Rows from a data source
———

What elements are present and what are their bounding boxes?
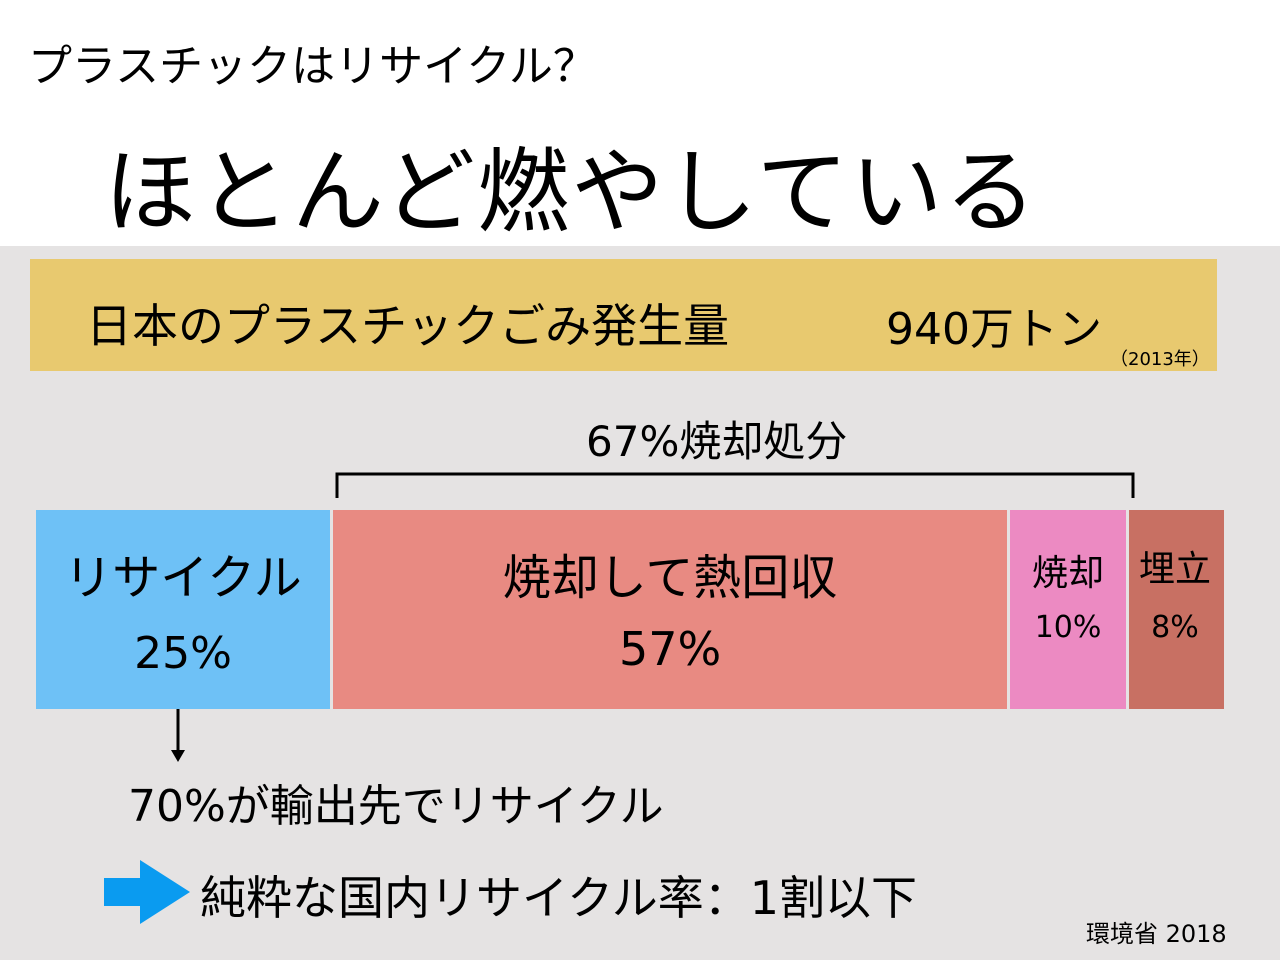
- segment-value-label: 10%: [1034, 610, 1102, 645]
- segment-category-label: 焼却して熱回収: [502, 550, 838, 606]
- segment-category-label: リサイクル: [64, 550, 302, 606]
- slide-headline: ほとんど燃やしている: [104, 139, 1039, 246]
- banner-year: （2013年）: [1110, 349, 1210, 370]
- segment-value-label: 8%: [1151, 610, 1199, 645]
- total-banner: [30, 259, 1217, 371]
- bar-segment-landfill: 埋立 8%: [1128, 510, 1224, 709]
- segment-value-label: 25%: [134, 628, 232, 679]
- bar-segment-recycle: リサイクル 25%: [36, 510, 330, 709]
- segment-value-label: 57%: [618, 622, 722, 676]
- bar-segment-incineration: 焼却 10%: [1010, 510, 1126, 709]
- bracket-label: 67%焼却処分: [586, 417, 848, 466]
- bar-segment-heat-recovery: 焼却して熱回収 57%: [333, 510, 1008, 709]
- domestic-rate-note: 純粋な国内リサイクル率：1割以下: [200, 871, 917, 925]
- banner-label: 日本のプラスチックごみ発生量: [86, 299, 730, 353]
- incineration-bracket: [335, 472, 1135, 498]
- segment-category-label: 埋立: [1138, 549, 1211, 590]
- source-citation: 環境省 2018: [1086, 920, 1227, 948]
- export-recycling-note: 70%が輸出先でリサイクル: [128, 781, 664, 832]
- segment-category-label: 焼却: [1032, 553, 1105, 594]
- slide-subtitle: プラスチックはリサイクル？: [28, 41, 597, 92]
- down-arrow-head: [171, 750, 185, 762]
- right-arrow-icon: [104, 860, 190, 924]
- banner-value: 940万トン: [886, 304, 1102, 355]
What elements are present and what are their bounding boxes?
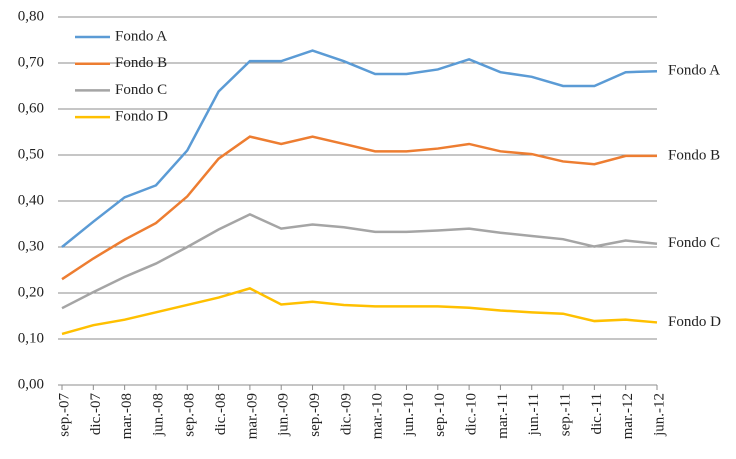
x-tick-label: jun.-09 xyxy=(276,393,292,437)
legend-label: Fondo C xyxy=(115,82,167,98)
series-line xyxy=(61,49,658,248)
x-tick-label: sep.-10 xyxy=(432,393,448,437)
legend-label: Fondo A xyxy=(115,28,167,44)
x-tick-label: jun.-10 xyxy=(401,393,417,437)
y-tick-label: 0,50 xyxy=(18,146,44,162)
legend-label: Fondo B xyxy=(115,55,167,71)
series-line xyxy=(61,135,657,281)
y-tick-label: 0,80 xyxy=(18,8,44,24)
y-tick-label: 0,40 xyxy=(18,192,44,208)
x-tick-label: mar.-08 xyxy=(119,393,135,439)
series-line xyxy=(61,212,658,310)
x-tick-label: mar.-09 xyxy=(244,393,260,439)
x-tick-label: mar.-10 xyxy=(370,393,386,439)
x-tick-label: sep.-08 xyxy=(182,393,198,437)
x-tick-label: sep.-11 xyxy=(557,393,573,436)
y-tick-label: 0,70 xyxy=(18,54,44,70)
x-tick-label: sep.-07 xyxy=(56,393,72,437)
x-tick-label: sep.-09 xyxy=(307,393,323,437)
x-tick-label: dic.-09 xyxy=(338,393,354,435)
x-tick-label: dic.-08 xyxy=(213,393,229,435)
y-tick-label: 0,00 xyxy=(18,376,44,392)
end-label: Fondo A xyxy=(668,63,720,79)
legend-label: Fondo D xyxy=(115,109,168,125)
x-tick-label: dic.-10 xyxy=(464,393,480,435)
x-tick-label: dic.-07 xyxy=(88,393,104,436)
end-label: Fondo B xyxy=(668,147,720,163)
series-line xyxy=(61,287,658,336)
x-tick-label: mar.-12 xyxy=(620,393,636,439)
y-tick-label: 0,60 xyxy=(18,100,44,116)
x-tick-label: dic.-11 xyxy=(589,393,605,435)
x-tick-label: jun.-11 xyxy=(526,393,542,436)
x-tick-label: jun.-12 xyxy=(651,393,667,437)
end-label: Fondo C xyxy=(668,235,720,251)
x-tick-label: mar.-11 xyxy=(495,393,511,439)
x-tick-label: jun.-08 xyxy=(150,393,166,437)
y-tick-label: 0,10 xyxy=(18,330,44,346)
end-label: Fondo D xyxy=(668,314,721,330)
y-tick-label: 0,30 xyxy=(18,238,44,254)
y-tick-label: 0,20 xyxy=(18,284,44,300)
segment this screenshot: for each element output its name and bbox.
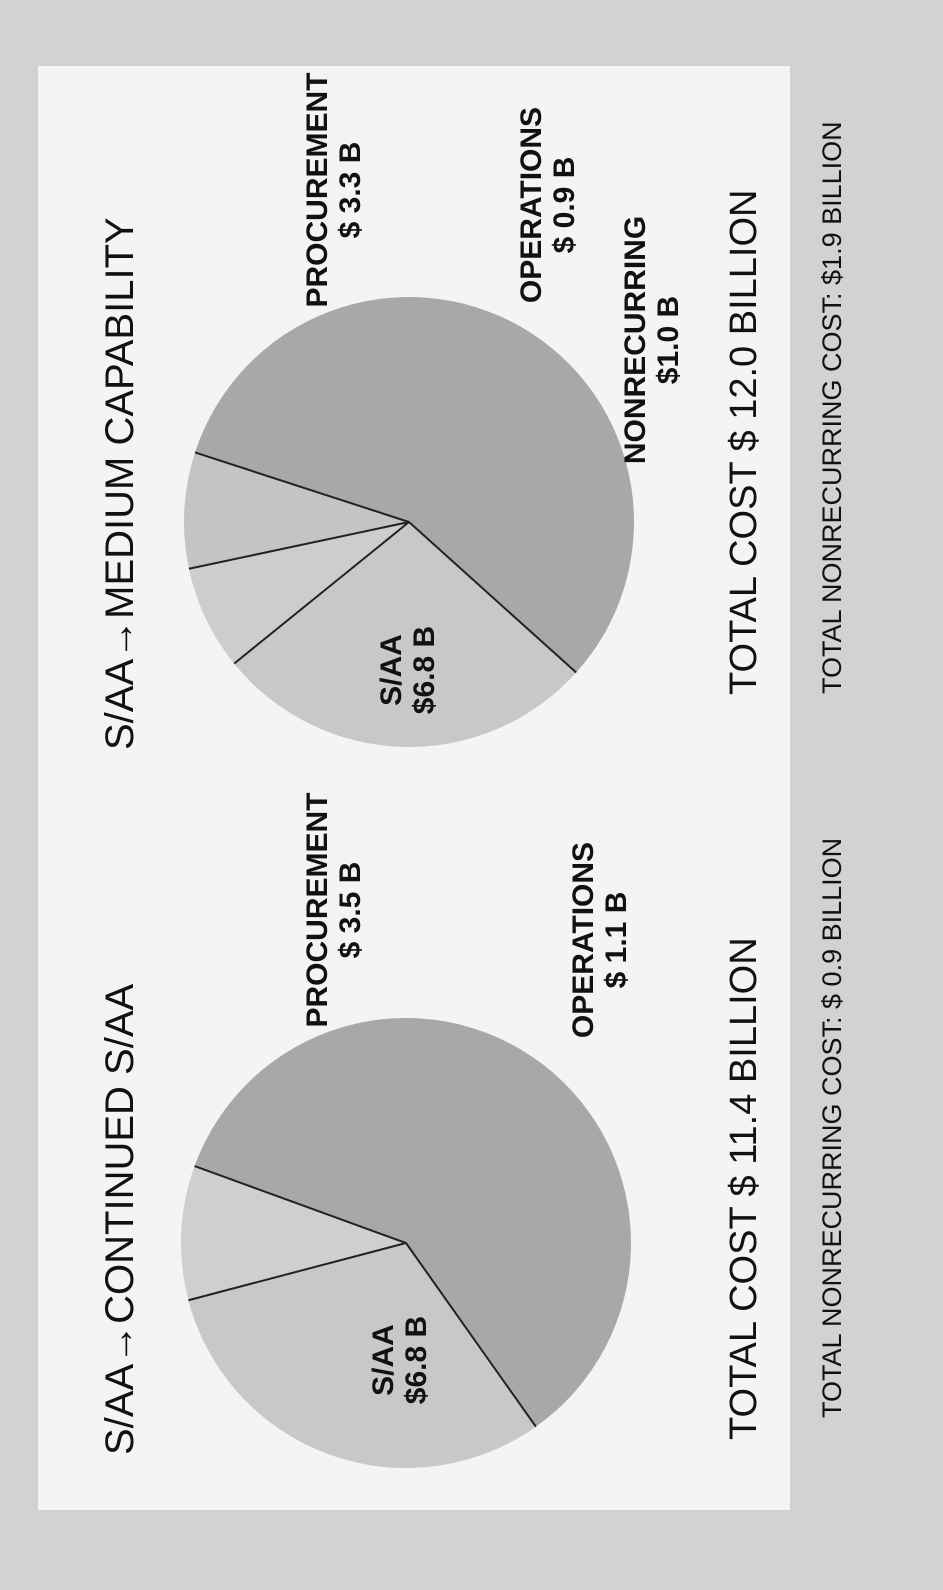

———

Problem details
Rewrite all of the rows above, replacing every occurrence of "x-tick-label" with "x-axis-tick" and leaving everything else unchanged. Omit the pictures from your answer.

Result of this exercise
What elements are present and what are their bounding boxes?
- segment-value-label: 10%: [1034, 610, 1102, 645]
- segment-category-label: 焼却して熱回収: [502, 550, 838, 606]
- segment-category-label: リサイクル: [64, 550, 302, 606]
- slide-headline: ほとんど燃やしている: [104, 139, 1039, 246]
- banner-year: （2013年）: [1110, 349, 1210, 370]
- segment-value-label: 8%: [1151, 610, 1199, 645]
- total-banner: [30, 259, 1217, 371]
- bar-segment-landfill: 埋立 8%: [1128, 510, 1224, 709]
- segment-value-label: 25%: [134, 628, 232, 679]
- bar-segment-recycle: リサイクル 25%: [36, 510, 330, 709]
- segment-value-label: 57%: [618, 622, 722, 676]
- bar-segment-incineration: 焼却 10%: [1010, 510, 1126, 709]
- bracket-label: 67%焼却処分: [586, 417, 848, 466]
- bar-segment-heat-recovery: 焼却して熱回収 57%: [333, 510, 1008, 709]
- domestic-rate-note: 純粋な国内リサイクル率：1割以下: [200, 871, 917, 925]
- banner-label: 日本のプラスチックごみ発生量: [86, 299, 730, 353]
- incineration-bracket: [335, 472, 1135, 498]
- segment-category-label: 埋立: [1138, 549, 1211, 590]
- source-citation: 環境省 2018: [1086, 920, 1227, 948]
- export-recycling-note: 70%が輸出先でリサイクル: [128, 781, 664, 832]
- segment-category-label: 焼却: [1032, 553, 1105, 594]
- slide-subtitle: プラスチックはリサイクル？: [28, 41, 597, 92]
- down-arrow-head: [171, 750, 185, 762]
- right-arrow-icon: [104, 860, 190, 924]
- banner-value: 940万トン: [886, 304, 1102, 355]
What elements are present and what are their bounding boxes?
x-axis-tick: jun.-09 xyxy=(276,393,292,437)
legend-label: Fondo C xyxy=(115,82,167,98)
series-line xyxy=(61,49,658,248)
x-axis-tick: sep.-10 xyxy=(432,393,448,437)
legend-label: Fondo A xyxy=(115,28,167,44)
x-axis-tick: jun.-10 xyxy=(401,393,417,437)
y-tick-label: 0,50 xyxy=(18,146,44,162)
legend-label: Fondo B xyxy=(115,55,167,71)
series-line xyxy=(61,135,657,281)
y-tick-label: 0,80 xyxy=(18,8,44,24)
y-tick-label: 0,40 xyxy=(18,192,44,208)
x-axis-tick: mar.-08 xyxy=(119,393,135,439)
series-line xyxy=(61,212,658,310)
x-axis-tick: mar.-09 xyxy=(244,393,260,439)
x-axis-tick: mar.-10 xyxy=(370,393,386,439)
x-axis-tick: sep.-08 xyxy=(182,393,198,437)
x-axis-tick: sep.-11 xyxy=(557,393,573,436)
y-tick-label: 0,70 xyxy=(18,54,44,70)
x-axis-tick: sep.-07 xyxy=(56,393,72,437)
x-axis-tick: sep.-09 xyxy=(307,393,323,437)
x-axis-tick: dic.-09 xyxy=(338,393,354,435)
x-axis-tick: dic.-08 xyxy=(213,393,229,435)
y-tick-label: 0,00 xyxy=(18,376,44,392)
end-label: Fondo A xyxy=(668,63,720,79)
legend-label: Fondo D xyxy=(115,109,168,125)
x-axis-tick: dic.-10 xyxy=(464,393,480,435)
x-axis-tick: dic.-07 xyxy=(88,393,104,436)
end-label: Fondo B xyxy=(668,147,720,163)
series-line xyxy=(61,287,658,336)
x-axis-tick: mar.-12 xyxy=(620,393,636,439)
y-tick-label: 0,60 xyxy=(18,100,44,116)
x-axis-tick: dic.-11 xyxy=(589,393,605,435)
x-axis-tick: jun.-11 xyxy=(526,393,542,436)
x-axis-tick: jun.-12 xyxy=(651,393,667,437)
end-label: Fondo C xyxy=(668,235,720,251)
x-axis-tick: mar.-11 xyxy=(495,393,511,439)
x-axis-tick: jun.-08 xyxy=(150,393,166,437)
y-tick-label: 0,10 xyxy=(18,330,44,346)
end-label: Fondo D xyxy=(668,314,721,330)
y-tick-label: 0,30 xyxy=(18,238,44,254)
y-tick-label: 0,20 xyxy=(18,284,44,300)
segment this screenshot: for each element output its name and bbox.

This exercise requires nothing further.